__Written request__. Within the records that follow, find every line containing the string "Lateral". Copy those lines.

__Available records__.
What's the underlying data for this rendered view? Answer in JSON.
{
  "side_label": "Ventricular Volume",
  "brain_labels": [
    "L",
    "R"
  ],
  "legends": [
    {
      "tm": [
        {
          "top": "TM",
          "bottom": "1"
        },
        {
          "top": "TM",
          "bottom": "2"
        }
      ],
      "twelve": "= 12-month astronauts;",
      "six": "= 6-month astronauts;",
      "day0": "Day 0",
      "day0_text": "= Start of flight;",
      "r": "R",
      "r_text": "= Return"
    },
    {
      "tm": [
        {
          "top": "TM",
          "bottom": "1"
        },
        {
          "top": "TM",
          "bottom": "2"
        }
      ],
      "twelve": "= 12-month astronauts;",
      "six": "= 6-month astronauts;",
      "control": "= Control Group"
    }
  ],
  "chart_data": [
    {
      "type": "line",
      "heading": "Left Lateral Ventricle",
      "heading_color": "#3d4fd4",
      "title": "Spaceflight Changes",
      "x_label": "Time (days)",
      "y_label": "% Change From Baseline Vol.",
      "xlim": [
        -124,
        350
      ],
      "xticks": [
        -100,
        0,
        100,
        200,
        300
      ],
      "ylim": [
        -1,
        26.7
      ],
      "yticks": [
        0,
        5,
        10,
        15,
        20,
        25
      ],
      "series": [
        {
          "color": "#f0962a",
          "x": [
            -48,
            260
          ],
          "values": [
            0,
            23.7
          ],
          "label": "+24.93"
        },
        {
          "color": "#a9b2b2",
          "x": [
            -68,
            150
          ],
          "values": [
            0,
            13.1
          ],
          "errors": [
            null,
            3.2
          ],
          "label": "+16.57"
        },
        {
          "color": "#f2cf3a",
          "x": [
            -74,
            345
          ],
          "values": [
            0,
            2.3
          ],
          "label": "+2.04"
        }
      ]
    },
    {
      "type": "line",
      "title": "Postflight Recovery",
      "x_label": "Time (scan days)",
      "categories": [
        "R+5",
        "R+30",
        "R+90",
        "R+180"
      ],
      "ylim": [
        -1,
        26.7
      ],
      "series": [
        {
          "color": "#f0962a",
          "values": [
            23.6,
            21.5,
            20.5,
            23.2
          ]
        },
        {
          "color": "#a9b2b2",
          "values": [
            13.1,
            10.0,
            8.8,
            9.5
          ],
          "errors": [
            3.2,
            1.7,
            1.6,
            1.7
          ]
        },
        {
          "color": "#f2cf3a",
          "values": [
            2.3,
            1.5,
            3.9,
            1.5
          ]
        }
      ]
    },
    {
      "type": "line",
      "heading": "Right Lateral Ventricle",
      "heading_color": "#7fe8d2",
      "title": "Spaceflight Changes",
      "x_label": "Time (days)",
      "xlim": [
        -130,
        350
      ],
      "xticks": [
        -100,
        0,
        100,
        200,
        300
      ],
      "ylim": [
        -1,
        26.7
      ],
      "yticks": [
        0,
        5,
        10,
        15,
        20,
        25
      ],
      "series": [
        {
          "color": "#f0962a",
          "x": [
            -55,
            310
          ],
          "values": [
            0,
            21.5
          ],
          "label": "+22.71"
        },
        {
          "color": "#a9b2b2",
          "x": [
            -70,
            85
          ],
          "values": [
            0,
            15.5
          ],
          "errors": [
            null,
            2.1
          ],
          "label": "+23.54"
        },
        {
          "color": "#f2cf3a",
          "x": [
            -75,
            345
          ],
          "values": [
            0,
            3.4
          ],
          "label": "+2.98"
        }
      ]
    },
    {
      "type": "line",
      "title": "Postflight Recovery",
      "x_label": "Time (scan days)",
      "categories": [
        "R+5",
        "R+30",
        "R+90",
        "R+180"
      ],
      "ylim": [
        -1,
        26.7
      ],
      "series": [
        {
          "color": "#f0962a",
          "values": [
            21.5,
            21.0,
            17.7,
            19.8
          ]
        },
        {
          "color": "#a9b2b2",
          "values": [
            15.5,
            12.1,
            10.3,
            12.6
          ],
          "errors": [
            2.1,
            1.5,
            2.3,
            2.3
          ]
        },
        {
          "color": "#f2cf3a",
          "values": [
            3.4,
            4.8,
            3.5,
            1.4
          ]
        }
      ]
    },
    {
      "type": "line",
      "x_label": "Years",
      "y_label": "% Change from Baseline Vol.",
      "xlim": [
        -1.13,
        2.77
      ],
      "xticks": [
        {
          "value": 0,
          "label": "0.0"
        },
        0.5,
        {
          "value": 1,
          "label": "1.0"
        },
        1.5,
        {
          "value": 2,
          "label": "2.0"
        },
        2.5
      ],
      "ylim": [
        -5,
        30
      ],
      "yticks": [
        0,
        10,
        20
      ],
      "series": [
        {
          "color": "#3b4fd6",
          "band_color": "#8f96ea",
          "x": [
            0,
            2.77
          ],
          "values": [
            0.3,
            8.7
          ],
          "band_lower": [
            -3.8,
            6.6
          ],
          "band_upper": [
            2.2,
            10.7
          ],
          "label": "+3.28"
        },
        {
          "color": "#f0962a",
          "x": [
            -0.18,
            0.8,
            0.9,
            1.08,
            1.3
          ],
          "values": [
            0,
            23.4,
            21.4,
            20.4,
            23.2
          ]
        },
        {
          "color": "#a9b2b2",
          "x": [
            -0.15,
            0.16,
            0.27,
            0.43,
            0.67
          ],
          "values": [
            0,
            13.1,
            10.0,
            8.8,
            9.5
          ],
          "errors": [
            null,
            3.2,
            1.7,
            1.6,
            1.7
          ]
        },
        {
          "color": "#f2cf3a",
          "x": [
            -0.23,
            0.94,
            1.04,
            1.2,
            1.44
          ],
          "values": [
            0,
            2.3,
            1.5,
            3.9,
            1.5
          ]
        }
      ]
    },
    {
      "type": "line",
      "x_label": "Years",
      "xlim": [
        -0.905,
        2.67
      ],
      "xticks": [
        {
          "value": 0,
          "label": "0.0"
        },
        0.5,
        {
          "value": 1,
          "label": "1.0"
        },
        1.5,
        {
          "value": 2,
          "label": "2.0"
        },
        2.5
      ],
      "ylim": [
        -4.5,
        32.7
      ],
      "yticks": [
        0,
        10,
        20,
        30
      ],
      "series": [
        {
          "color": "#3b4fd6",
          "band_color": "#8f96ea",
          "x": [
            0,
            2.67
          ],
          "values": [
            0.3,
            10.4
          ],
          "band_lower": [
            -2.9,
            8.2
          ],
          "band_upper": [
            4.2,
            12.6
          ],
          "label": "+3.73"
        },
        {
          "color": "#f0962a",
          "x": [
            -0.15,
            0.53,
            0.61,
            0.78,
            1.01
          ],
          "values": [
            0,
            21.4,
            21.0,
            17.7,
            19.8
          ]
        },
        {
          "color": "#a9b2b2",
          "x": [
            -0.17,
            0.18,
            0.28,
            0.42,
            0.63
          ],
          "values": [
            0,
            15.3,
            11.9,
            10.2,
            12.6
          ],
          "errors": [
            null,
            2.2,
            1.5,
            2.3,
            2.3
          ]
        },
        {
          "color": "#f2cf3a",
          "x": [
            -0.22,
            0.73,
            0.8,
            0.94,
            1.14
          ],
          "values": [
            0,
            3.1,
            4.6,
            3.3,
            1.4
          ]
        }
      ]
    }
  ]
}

__Reply to the task__.
      "heading": "Left Lateral Ventricle",
      "heading": "Right Lateral Ventricle",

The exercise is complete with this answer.